**INSTRUCTIONS TO FOLLOW**
Write out the material again exactly, please, and omit the pictures.

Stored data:
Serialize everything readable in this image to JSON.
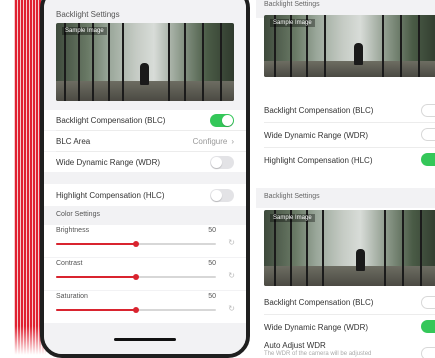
{
  "phone": {
    "backlight_title": "Backlight Settings",
    "image_label": "Sample Image",
    "rows": {
      "blc": {
        "label": "Backlight Compensation (BLC)",
        "on": true
      },
      "blc_area": {
        "label": "BLC Area",
        "value": "Configure"
      },
      "wdr": {
        "label": "Wide Dynamic Range (WDR)",
        "on": false
      },
      "hlc": {
        "label": "Highlight Compensation (HLC)",
        "on": false
      }
    },
    "color_title": "Color Settings",
    "sliders": [
      {
        "label": "Brightness",
        "value": "50",
        "fraction": 0.5
      },
      {
        "label": "Contrast",
        "value": "50",
        "fraction": 0.5
      },
      {
        "label": "Saturation",
        "value": "50",
        "fraction": 0.5
      }
    ],
    "reset_icon": "reset-icon"
  },
  "right_top": {
    "title": "Backlight Settings",
    "image_label": "Sample Image",
    "rows": [
      {
        "label": "Backlight Compensation (BLC)",
        "on": false
      },
      {
        "label": "Wide Dynamic Range (WDR)",
        "on": false
      },
      {
        "label": "Highlight Compensation (HLC)",
        "on": true
      }
    ]
  },
  "right_bottom": {
    "title": "Backlight Settings",
    "image_label": "Sample Image",
    "rows": [
      {
        "label": "Backlight Compensation (BLC)",
        "on": false
      },
      {
        "label": "Wide Dynamic Range (WDR)",
        "on": true
      },
      {
        "label": "Auto Adjust WDR",
        "on": false
      }
    ],
    "auto_sub": "The WDR of the camera will be adjusted"
  },
  "colors": {
    "accent_red": "#d9242f",
    "toggle_green": "#34c759"
  }
}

**EXERCISE SOLUTION**
Serialize everything readable in this image to JSON.
{
  "phone": {
    "backlight_title": "Backlight Settings",
    "image_label": "Sample Image",
    "rows": {
      "blc": {
        "label": "Backlight Compensation (BLC)",
        "on": true
      },
      "blc_area": {
        "label": "BLC Area",
        "value": "Configure"
      },
      "wdr": {
        "label": "Wide Dynamic Range (WDR)",
        "on": false
      },
      "hlc": {
        "label": "Highlight Compensation (HLC)",
        "on": false
      }
    },
    "color_title": "Color Settings",
    "sliders": [
      {
        "label": "Brightness",
        "value": "50",
        "fraction": 0.5
      },
      {
        "label": "Contrast",
        "value": "50",
        "fraction": 0.5
      },
      {
        "label": "Saturation",
        "value": "50",
        "fraction": 0.5
      }
    ],
    "reset_icon": "reset-icon"
  },
  "right_top": {
    "title": "Backlight Settings",
    "image_label": "Sample Image",
    "rows": [
      {
        "label": "Backlight Compensation (BLC)",
        "on": false
      },
      {
        "label": "Wide Dynamic Range (WDR)",
        "on": false
      },
      {
        "label": "Highlight Compensation (HLC)",
        "on": true
      }
    ]
  },
  "right_bottom": {
    "title": "Backlight Settings",
    "image_label": "Sample Image",
    "rows": [
      {
        "label": "Backlight Compensation (BLC)",
        "on": false
      },
      {
        "label": "Wide Dynamic Range (WDR)",
        "on": true
      },
      {
        "label": "Auto Adjust WDR",
        "on": false
      }
    ],
    "auto_sub": "The WDR of the camera will be adjusted"
  },
  "colors": {
    "accent_red": "#d9242f",
    "toggle_green": "#34c759"
  }
}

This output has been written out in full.